_指示_
1. 抜粋を読み、次の問いにそれぞれ答えてください。
(a) ウー川の現地呼称は何か。
(b) 「地球の歩き方 ラオス」の'07~'08年版では、この川はどう表記されているか。
(c) 15時に到着した今日の目的地の場所はどこか。
2. 抜粋ではなく行のうち、「email-greeting: Hey Syamsul, [105, 501, 463, 566]」を含む行から「back-arrow-icon [44, 124, 96, 176]」を含む行までを一字一句そのまま書き写してください。

_抜粋_
....
ウー川の名称につき日本では混乱が見受けられる。この川の現地呼称は「ナーム・ウー(Nam Ou)」である。前述した通りナームは川を現す言葉であるので、ナーム・ウーの日本語訳は「ウー川」が正しい。しかるに、最近は「ナムウー川」なる表記を多く見かける。これは、例えば、「揚子江川、ミシシッピー・リバー川」というに等しい。面白いのは案内書「地球の歩き方 ラオス」である。'03~'04年版は「ウー川」、'07~'08年版は「ナムウー川(ウー川)」、'10~'11年版は「ナムウー川」となっている。このように頻繁に地名を書き換えるなら、それなりの説明が必要だと思うのだがーーー。ラオス国家観光庁の日本語ホームページでは「ウー川」と表記している。
どこまでも「これぞ北ラオ」といった風景が続く。昼飯替わりに、ハート・サーで買ったビスケットをほお張る。包装にはMade in Vietnamと記されていた。山一つ向こうはもうベトナムである。最後はわれわれ4人だけとなり、15時、今日の目的地ムアン・クアの船着き場に到着した。
....
_演習用の行_
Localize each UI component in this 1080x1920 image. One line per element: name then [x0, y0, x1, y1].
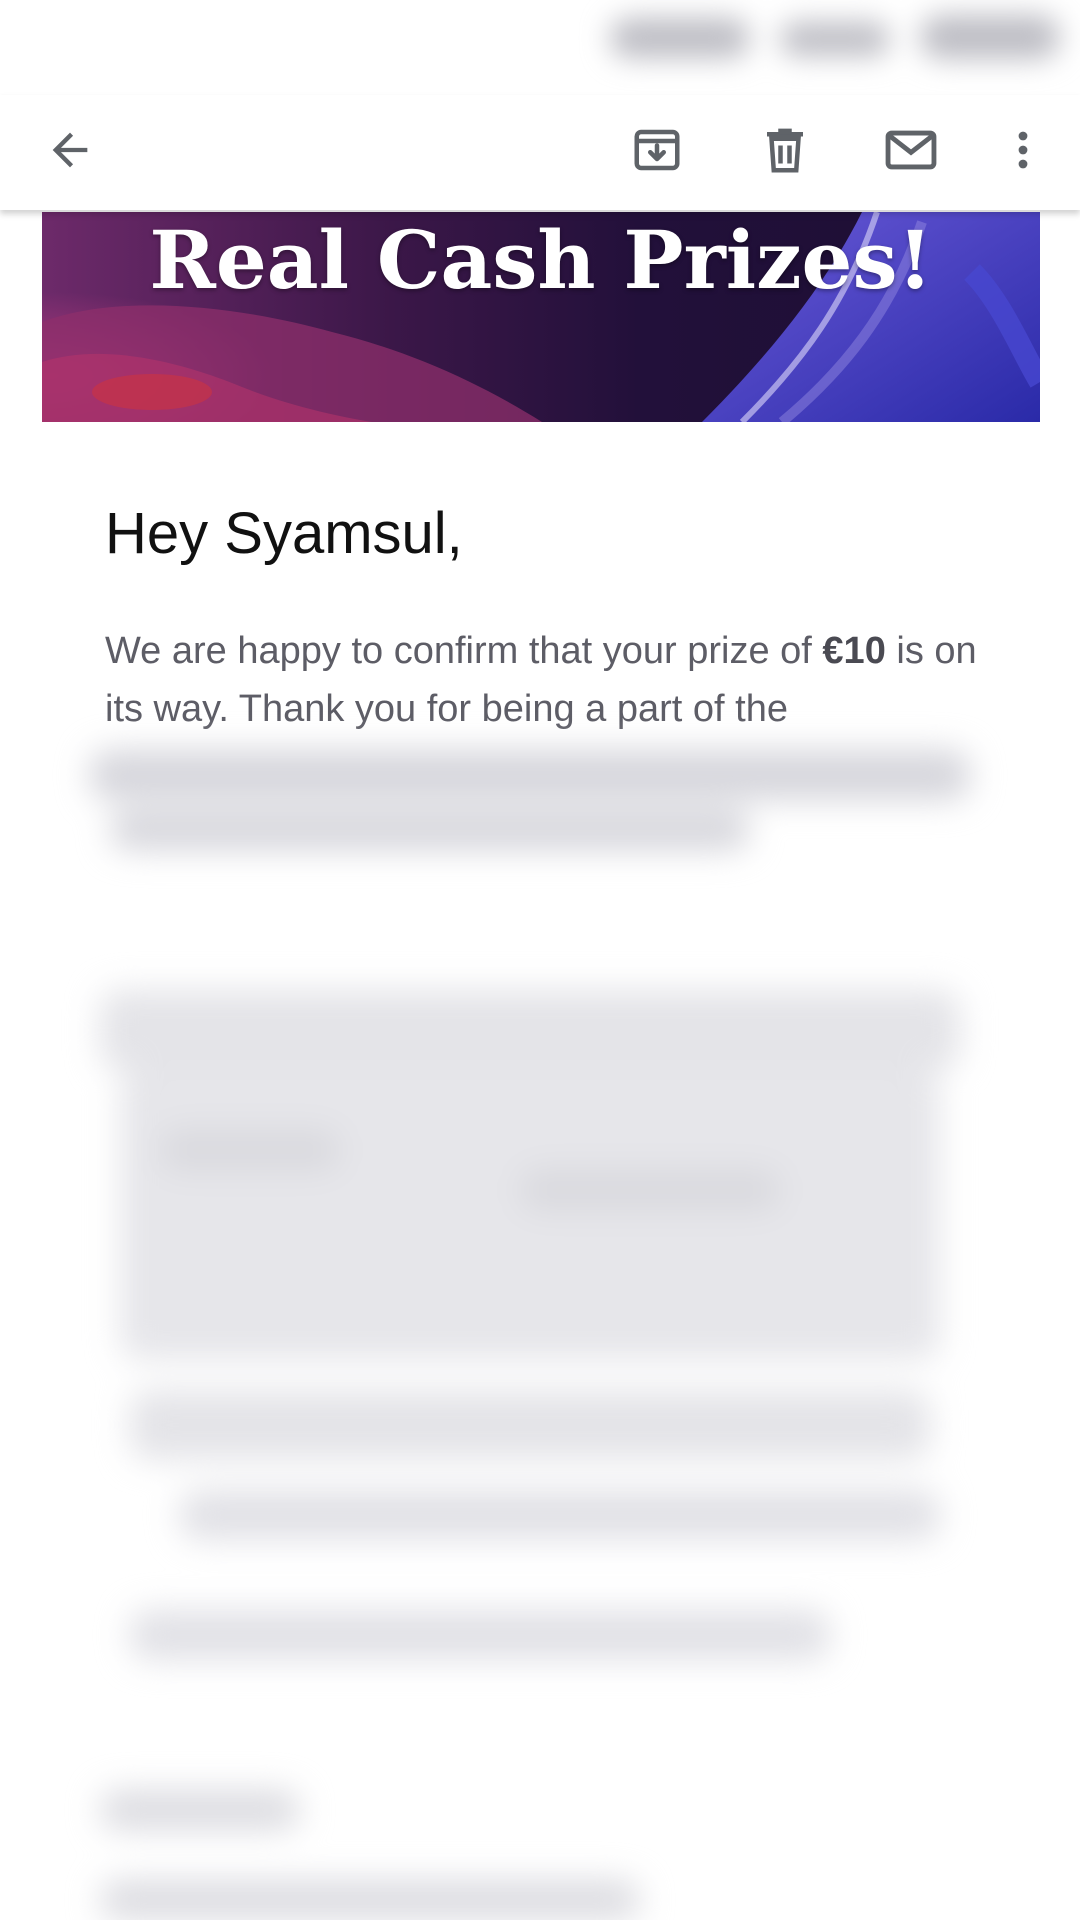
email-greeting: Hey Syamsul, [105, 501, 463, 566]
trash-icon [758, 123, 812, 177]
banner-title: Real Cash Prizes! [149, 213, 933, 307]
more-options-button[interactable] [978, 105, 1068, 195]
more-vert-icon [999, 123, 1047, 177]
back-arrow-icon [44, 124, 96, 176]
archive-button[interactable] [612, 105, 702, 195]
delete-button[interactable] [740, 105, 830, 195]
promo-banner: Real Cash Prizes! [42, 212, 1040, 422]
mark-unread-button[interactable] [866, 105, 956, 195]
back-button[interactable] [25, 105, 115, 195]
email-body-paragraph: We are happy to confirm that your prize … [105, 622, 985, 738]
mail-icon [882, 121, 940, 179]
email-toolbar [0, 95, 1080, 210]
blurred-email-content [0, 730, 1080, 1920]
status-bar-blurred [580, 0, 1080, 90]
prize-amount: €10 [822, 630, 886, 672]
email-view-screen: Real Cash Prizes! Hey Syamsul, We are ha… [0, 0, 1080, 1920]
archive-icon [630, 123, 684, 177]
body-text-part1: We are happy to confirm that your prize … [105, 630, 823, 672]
....
_正解_
1.
(a) ナーム・ウー(Nam Ou)
(b) ナムウー川(ウー川)
(c) ムアン・クアの船着き場

2.
email-greeting: Hey Syamsul, [105, 501, 463, 566]
trash-icon [758, 123, 812, 177]
banner-title: Real Cash Prizes! [149, 213, 933, 307]
more-options-button[interactable] [978, 105, 1068, 195]
more-vert-icon [999, 123, 1047, 177]
back-arrow-icon [44, 124, 96, 176]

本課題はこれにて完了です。